- _WORK INSTRUCTIONS_
Go through the listing and pick out each line with the word "crack" in it.

- _EXCERPTED DATA_
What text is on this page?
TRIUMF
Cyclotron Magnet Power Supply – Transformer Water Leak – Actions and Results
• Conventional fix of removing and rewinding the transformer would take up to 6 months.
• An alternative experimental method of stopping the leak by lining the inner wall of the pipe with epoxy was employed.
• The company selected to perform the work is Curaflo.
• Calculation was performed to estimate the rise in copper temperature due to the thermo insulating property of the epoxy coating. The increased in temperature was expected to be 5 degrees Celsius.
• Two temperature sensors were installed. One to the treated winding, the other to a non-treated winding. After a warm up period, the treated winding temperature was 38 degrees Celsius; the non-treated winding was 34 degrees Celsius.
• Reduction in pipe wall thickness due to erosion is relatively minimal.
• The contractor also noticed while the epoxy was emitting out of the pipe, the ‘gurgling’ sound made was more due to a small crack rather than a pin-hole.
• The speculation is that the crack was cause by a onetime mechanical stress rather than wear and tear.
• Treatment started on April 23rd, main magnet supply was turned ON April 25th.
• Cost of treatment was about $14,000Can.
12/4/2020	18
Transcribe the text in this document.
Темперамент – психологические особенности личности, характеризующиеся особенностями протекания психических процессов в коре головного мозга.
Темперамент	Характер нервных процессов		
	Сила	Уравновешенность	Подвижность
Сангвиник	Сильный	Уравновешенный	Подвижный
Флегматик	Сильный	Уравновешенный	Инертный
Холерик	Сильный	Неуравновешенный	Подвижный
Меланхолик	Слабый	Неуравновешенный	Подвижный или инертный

- _RESPONSE TO THIS TASK_
• The contractor also noticed while the epoxy was emitting out of the pipe, the ‘gurgling’ sound made was more due to a small crack rather than a pin-hole.
• The speculation is that the crack was cause by a onetime mechanical stress rather than wear and tear.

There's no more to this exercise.